A Lot of Suffering for the Church

So what did those former days include? Two things—a lot of suffering for the church, and a better possession in their sights. Let’s take them one at a time and then see how the two are related. To begin, we see a lot of suffering for the church.

Verse 32, “Recall the former days when, after you were enlightened [he’s speaking about their conversion there], you endured a hard struggle with sufferings.” So conversion to Christianity doesn’t mean security in the world, it means suffering in the world—“you endured a hard struggle with sufferings.” There’s a word picture here—“You got in the arena with suffering and put up a great fight,” is the idea. The sufferings had even come in different forms.

Personal sufferings

For instance, we see personal suffering. Verse 33, “sometimes being publicly exposed to reproach and affliction.” Reproach has to do with verbal abuse. Maybe an example would be the crowds who crucified Jesus and the robbers who were crucified with Jesus—they reviled Jesus, wagging their heads and mocking him on the cross (cf. Matt 27:39-44).

The other word, affliction, has more to do with different kinds of physical abuse—like imprisonment and beatings with rods and depriving individuals of basic necessities like good shelter and food (2 Cor 6:4; Phil 4:12-14; Col 1:24; Heb 13:3). I read some of Richard Wurmbrand’s book this week, Tortured for Christ, and read of how his persecutors would leave them out in the cold till they nearly froze to death, and then they’d bring them back inside to thaw them out—and do it repeatedly.

────────────────

--- STATED EXERCISE 1 ---
Please shorten the paragraph in the sermon excerpt that begins "For instance, we see personal suffering," and keep its main facts.

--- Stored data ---
────────────────

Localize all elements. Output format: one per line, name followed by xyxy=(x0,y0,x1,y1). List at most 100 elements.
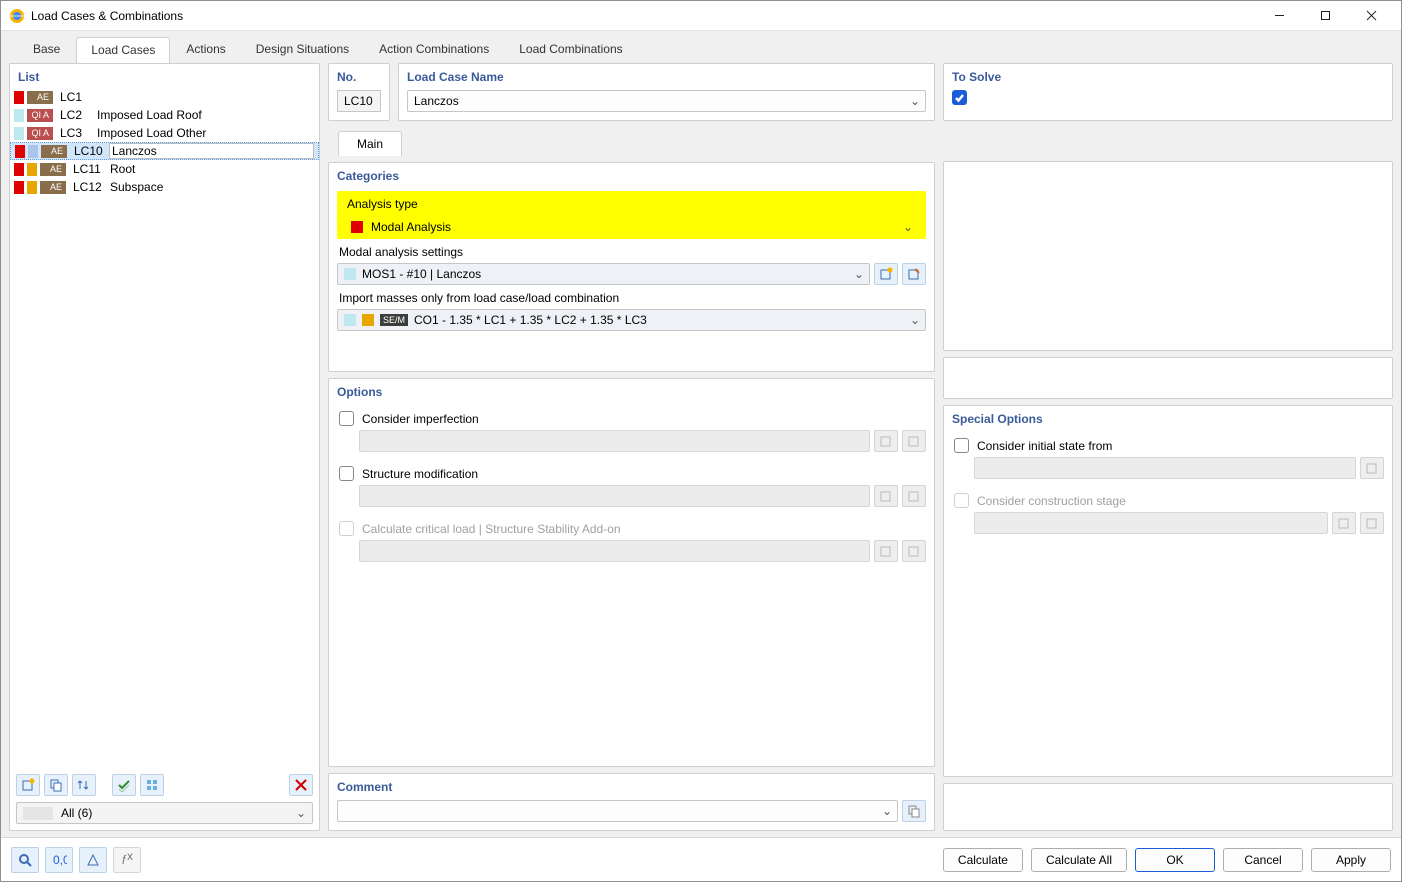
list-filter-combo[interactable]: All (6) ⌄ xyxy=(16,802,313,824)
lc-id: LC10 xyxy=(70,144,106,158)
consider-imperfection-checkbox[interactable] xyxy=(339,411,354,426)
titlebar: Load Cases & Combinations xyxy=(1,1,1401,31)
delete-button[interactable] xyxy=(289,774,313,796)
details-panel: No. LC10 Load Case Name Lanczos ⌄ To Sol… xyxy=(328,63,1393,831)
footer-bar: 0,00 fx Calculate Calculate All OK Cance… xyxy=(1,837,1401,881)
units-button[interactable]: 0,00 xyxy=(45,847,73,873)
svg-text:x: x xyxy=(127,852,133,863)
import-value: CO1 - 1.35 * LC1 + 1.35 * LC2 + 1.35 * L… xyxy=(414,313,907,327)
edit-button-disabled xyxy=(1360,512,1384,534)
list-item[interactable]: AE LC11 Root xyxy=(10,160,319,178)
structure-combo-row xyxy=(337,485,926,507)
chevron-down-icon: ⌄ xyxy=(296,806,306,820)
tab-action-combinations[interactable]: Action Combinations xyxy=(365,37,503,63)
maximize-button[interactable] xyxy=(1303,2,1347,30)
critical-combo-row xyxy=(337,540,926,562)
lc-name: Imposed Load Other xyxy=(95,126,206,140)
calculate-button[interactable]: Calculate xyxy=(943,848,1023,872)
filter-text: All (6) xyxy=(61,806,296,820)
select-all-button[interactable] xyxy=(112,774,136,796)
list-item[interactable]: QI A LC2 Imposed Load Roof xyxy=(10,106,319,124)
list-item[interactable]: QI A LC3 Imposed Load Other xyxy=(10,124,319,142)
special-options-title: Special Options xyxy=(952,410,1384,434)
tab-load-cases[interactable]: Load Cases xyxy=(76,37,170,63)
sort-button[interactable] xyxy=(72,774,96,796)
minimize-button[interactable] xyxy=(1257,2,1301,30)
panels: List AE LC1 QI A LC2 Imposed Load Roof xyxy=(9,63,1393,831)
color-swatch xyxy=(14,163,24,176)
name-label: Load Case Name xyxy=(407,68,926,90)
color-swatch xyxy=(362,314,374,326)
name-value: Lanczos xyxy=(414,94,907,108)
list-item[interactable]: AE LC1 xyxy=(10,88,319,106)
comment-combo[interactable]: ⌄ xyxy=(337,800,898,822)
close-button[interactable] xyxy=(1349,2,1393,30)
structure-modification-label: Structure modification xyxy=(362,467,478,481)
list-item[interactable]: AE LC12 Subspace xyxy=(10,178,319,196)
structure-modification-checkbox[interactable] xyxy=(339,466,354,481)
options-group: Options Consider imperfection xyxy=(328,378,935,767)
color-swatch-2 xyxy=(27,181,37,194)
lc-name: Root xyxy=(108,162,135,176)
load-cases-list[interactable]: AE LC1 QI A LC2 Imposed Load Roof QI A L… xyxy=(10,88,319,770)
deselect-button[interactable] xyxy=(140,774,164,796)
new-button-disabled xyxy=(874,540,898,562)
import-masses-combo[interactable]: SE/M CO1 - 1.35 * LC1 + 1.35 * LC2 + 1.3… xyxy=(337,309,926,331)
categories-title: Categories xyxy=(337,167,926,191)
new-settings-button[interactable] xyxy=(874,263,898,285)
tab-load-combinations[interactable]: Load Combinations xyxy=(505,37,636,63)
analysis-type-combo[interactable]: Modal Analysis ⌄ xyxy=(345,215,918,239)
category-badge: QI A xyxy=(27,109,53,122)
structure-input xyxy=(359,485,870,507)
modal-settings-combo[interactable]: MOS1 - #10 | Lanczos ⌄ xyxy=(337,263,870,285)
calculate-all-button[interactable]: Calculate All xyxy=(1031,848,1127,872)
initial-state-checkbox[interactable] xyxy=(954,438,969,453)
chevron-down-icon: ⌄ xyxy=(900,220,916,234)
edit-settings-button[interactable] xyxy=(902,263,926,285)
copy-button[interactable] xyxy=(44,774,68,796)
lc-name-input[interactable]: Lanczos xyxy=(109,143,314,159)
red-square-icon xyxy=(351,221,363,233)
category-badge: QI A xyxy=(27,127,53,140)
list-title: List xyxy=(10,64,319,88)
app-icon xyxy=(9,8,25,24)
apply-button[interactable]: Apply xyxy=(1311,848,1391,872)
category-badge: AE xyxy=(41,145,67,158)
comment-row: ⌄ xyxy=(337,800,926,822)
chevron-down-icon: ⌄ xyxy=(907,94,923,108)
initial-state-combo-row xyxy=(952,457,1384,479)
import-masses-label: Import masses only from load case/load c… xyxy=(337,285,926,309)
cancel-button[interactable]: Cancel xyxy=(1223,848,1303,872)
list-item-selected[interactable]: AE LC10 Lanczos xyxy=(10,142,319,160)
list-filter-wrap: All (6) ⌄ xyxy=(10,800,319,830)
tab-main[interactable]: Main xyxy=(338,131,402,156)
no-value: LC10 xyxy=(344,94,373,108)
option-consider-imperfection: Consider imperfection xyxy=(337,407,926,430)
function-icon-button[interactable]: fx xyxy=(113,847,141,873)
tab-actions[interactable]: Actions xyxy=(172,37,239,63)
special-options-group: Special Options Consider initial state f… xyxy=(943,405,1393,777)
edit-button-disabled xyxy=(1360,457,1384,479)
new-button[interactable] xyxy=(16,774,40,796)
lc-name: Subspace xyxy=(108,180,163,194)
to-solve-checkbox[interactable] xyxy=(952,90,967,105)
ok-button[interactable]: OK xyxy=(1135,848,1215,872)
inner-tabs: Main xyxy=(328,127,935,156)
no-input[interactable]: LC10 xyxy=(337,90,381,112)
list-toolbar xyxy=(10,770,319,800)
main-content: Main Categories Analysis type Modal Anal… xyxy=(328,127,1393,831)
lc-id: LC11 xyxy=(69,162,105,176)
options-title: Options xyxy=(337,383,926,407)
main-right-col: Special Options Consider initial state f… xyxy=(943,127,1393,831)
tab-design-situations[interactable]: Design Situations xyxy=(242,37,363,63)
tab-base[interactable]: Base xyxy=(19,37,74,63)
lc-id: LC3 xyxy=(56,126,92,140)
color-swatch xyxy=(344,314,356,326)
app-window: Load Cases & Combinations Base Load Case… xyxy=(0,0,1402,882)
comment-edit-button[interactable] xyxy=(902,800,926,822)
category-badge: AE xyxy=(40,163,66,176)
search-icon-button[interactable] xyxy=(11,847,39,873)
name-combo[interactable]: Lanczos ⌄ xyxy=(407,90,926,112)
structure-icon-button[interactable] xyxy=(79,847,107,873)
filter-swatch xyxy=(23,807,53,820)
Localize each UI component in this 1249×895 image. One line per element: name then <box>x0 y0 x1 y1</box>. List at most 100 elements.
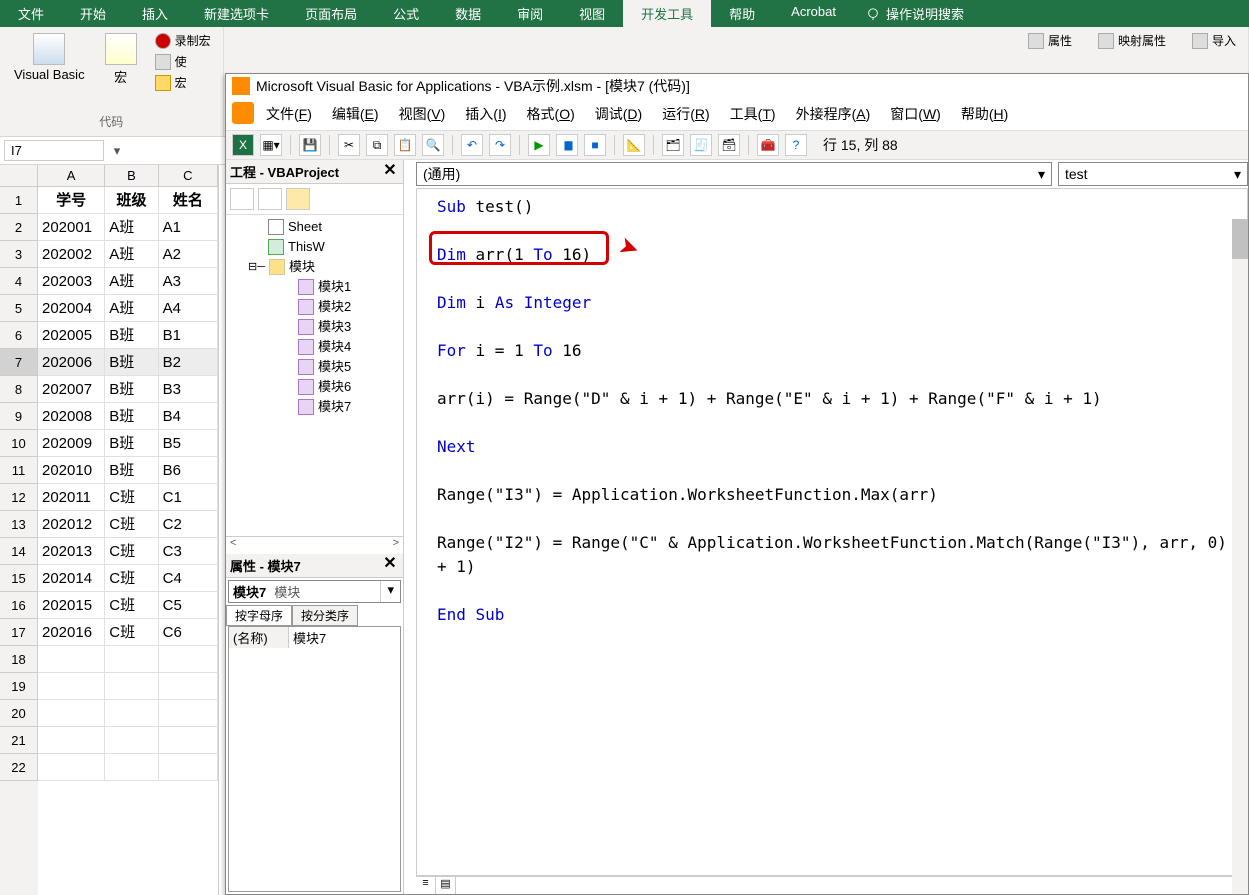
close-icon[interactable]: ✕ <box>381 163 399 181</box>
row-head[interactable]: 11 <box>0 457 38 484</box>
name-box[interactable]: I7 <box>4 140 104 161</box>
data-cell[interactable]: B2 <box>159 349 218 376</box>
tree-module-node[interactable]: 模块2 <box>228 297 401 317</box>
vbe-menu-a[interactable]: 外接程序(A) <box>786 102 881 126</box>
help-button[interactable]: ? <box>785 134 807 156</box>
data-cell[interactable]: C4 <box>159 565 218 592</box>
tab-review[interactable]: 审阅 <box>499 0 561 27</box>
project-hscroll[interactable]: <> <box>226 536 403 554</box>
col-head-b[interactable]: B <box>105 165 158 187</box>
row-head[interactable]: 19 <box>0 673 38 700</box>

────────────────

--- STATED EXERCISE 2 ---
From the listing, copy down everything from the line containing "close-icon[interactable]: ✕ <box>381" down to the line containing "tree-module-node[interactable]: 模块2 <box>228", with each line unchanged.

--- RIGHT ANSWER 1 ---
Verse 33 shows personal suffering: "sometimes being publicly exposed to reproach and affliction." Reproach means verbal abuse. The crowds who crucified Jesus and the robbers crucified with him, for example, reviled him, wagging their heads and mocking him on the cross (cf. Matt 27:39-44).

--- RIGHT ANSWER 2 ---
close-icon[interactable]: ✕ <box>381 163 399 181</box>
row-head[interactable]: 11 <box>0 457 38 484</box>
name-box[interactable]: I7 <box>4 140 104 161</box>
data-cell[interactable]: B2 <box>159 349 218 376</box>
tree-module-node[interactable]: 模块2 <box>228 297 401 317</box>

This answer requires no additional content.